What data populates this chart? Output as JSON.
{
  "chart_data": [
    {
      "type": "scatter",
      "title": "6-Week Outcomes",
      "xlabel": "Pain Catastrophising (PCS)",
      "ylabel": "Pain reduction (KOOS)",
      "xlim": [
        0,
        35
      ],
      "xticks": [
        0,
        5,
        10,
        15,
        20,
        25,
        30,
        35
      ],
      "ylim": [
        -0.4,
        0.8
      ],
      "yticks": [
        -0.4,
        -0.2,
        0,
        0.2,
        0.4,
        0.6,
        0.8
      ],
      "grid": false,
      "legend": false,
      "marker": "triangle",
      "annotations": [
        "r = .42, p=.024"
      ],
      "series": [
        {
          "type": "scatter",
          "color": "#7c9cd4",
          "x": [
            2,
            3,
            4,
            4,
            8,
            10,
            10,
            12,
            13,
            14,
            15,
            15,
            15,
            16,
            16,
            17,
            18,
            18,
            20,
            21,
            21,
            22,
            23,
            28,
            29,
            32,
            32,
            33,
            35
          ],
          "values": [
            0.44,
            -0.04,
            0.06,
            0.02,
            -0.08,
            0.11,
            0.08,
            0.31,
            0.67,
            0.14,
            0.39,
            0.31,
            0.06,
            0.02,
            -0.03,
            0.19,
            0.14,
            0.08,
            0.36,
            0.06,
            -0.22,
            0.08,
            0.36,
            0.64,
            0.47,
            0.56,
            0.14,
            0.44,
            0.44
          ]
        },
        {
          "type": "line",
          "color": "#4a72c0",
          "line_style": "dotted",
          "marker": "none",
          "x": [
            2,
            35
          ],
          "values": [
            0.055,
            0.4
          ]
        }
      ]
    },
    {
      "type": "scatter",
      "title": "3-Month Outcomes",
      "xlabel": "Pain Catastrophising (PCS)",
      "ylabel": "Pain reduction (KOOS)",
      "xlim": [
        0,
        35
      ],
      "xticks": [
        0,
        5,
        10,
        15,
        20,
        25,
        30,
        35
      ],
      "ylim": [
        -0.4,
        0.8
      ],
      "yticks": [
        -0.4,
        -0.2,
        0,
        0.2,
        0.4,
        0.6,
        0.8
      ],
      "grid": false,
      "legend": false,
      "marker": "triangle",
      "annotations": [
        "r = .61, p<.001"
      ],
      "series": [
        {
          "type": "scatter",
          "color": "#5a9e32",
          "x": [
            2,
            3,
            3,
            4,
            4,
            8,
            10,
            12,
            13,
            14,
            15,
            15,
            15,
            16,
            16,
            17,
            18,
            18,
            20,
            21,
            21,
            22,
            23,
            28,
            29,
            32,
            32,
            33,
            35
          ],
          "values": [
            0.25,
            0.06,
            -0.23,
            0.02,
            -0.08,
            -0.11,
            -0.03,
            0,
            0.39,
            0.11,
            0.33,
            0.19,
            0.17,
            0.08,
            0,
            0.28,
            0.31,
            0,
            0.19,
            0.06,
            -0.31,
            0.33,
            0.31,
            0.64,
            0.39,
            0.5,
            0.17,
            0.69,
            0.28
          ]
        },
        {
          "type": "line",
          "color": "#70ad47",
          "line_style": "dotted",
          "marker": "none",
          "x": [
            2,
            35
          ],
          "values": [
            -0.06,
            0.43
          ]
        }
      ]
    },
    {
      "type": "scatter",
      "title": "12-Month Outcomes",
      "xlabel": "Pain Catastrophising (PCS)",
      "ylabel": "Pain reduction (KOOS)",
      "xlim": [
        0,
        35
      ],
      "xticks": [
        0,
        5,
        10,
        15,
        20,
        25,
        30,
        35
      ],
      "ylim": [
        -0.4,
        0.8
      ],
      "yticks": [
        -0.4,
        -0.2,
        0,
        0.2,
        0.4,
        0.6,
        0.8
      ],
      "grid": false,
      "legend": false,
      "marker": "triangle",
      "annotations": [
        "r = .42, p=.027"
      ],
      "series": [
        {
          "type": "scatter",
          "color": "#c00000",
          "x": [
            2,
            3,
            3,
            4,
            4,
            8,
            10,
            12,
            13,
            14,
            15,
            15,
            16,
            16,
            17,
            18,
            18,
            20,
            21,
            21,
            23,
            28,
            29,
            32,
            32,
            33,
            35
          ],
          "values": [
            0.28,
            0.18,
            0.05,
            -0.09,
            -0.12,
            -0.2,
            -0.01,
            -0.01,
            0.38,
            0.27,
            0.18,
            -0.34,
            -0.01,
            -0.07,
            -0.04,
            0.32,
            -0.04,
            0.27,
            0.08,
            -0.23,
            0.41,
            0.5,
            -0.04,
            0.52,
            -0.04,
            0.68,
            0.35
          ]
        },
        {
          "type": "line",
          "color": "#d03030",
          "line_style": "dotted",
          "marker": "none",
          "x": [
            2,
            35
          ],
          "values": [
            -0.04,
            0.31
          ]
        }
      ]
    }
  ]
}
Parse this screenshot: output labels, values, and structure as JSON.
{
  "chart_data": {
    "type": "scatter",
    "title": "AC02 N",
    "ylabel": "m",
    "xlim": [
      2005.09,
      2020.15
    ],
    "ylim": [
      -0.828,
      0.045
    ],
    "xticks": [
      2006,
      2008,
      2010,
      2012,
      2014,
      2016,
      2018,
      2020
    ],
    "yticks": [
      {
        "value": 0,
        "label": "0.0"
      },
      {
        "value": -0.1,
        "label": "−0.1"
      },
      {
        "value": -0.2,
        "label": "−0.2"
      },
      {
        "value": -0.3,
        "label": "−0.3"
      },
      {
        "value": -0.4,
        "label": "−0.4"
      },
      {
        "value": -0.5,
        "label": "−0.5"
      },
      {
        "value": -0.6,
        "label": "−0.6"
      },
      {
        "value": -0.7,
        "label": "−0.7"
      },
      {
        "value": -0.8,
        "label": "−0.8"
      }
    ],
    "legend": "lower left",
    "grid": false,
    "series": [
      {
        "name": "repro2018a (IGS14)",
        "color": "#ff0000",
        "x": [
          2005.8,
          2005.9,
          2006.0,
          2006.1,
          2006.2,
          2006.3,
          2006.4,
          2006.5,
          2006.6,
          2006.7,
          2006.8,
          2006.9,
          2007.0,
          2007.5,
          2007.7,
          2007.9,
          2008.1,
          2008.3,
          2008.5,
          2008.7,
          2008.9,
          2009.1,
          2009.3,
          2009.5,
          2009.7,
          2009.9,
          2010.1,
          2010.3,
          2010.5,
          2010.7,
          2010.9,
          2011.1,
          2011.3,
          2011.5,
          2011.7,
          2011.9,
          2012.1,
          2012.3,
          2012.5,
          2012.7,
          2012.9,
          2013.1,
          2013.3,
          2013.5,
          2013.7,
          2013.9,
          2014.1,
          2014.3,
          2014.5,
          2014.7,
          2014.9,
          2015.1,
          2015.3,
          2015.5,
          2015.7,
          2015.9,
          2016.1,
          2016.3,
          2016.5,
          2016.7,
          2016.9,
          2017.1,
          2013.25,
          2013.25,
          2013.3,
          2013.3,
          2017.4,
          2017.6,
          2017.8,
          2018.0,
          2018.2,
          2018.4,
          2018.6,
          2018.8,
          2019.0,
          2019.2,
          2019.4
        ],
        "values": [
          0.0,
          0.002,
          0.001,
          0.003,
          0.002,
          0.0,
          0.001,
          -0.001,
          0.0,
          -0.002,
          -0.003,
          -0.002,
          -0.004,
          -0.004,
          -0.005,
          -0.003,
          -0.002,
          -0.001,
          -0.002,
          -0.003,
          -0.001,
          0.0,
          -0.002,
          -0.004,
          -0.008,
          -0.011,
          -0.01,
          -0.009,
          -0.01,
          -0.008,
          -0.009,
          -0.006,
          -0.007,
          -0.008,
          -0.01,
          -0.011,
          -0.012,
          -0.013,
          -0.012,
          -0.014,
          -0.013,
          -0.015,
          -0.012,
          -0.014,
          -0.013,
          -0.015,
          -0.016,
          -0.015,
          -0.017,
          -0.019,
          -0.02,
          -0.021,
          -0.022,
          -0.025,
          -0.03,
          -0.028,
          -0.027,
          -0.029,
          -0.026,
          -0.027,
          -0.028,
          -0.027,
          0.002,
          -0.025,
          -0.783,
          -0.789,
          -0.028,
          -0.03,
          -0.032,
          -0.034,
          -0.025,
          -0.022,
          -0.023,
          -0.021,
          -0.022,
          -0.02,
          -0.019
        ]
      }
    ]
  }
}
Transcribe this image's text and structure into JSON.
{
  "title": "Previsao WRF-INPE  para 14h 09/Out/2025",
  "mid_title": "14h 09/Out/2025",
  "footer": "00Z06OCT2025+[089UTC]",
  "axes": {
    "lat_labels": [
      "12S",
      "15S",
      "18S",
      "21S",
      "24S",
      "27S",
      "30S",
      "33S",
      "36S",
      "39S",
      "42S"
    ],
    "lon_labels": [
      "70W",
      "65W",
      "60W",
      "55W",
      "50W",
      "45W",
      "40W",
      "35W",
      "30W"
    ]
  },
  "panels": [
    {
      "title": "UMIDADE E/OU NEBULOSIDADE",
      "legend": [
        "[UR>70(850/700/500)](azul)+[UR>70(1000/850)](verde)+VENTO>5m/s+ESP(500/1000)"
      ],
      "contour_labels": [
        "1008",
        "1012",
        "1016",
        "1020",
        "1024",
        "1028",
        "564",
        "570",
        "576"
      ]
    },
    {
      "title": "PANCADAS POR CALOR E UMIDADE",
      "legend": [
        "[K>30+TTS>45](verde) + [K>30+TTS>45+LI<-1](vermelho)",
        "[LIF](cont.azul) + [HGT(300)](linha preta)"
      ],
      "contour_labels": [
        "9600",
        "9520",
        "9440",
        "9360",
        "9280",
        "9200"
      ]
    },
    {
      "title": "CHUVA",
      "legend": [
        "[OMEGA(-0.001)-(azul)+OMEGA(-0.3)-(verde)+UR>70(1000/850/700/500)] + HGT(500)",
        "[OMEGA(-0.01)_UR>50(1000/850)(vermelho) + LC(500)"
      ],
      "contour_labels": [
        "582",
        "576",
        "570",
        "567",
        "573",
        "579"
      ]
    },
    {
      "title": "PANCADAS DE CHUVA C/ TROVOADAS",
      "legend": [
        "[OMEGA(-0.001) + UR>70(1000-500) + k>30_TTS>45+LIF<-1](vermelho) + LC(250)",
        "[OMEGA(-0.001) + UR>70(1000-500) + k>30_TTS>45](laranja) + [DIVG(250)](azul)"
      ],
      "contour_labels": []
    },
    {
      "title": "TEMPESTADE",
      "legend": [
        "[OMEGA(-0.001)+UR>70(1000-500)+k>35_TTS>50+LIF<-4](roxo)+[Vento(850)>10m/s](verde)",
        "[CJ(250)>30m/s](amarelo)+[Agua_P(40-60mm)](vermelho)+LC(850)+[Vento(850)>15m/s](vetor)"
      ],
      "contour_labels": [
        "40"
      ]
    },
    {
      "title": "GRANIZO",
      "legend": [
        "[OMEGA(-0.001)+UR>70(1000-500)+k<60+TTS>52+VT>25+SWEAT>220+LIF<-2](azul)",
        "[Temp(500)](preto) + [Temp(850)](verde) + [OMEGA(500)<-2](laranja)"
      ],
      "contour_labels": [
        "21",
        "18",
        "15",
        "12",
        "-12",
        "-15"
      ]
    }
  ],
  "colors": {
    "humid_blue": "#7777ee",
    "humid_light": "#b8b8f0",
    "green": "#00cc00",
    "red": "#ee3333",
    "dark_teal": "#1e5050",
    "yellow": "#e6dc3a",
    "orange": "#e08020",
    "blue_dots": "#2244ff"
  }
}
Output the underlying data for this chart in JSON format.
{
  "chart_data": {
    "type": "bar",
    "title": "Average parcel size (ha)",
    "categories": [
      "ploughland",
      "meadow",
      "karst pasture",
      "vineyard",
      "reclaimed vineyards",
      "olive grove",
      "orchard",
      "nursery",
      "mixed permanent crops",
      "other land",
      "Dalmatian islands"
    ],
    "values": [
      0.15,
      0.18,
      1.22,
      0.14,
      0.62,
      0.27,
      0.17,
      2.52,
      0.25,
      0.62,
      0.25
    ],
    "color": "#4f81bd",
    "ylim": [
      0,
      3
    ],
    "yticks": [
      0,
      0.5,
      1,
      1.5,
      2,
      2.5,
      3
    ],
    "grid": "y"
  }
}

————————

Work to do
Output an exact copy of the lines beginning at the one that holds "Output the underlying" and running through the final line of the records.

The response
Output the underlying data for this chart in JSON format.
{
  "chart_data": {
    "type": "bar",
    "title": "Average parcel size (ha)",
    "categories": [
      "ploughland",
      "meadow",
      "karst pasture",
      "vineyard",
      "reclaimed vineyards",
      "olive grove",
      "orchard",
      "nursery",
      "mixed permanent crops",
      "other land",
      "Dalmatian islands"
    ],
    "values": [
      0.15,
      0.18,
      1.22,
      0.14,
      0.62,
      0.27,
      0.17,
      2.52,
      0.25,
      0.62,
      0.25
    ],
    "color": "#4f81bd",
    "ylim": [
      0,
      3
    ],
    "yticks": [
      0,
      0.5,
      1,
      1.5,
      2,
      2.5,
      3
    ],
    "grid": "y"
  }
}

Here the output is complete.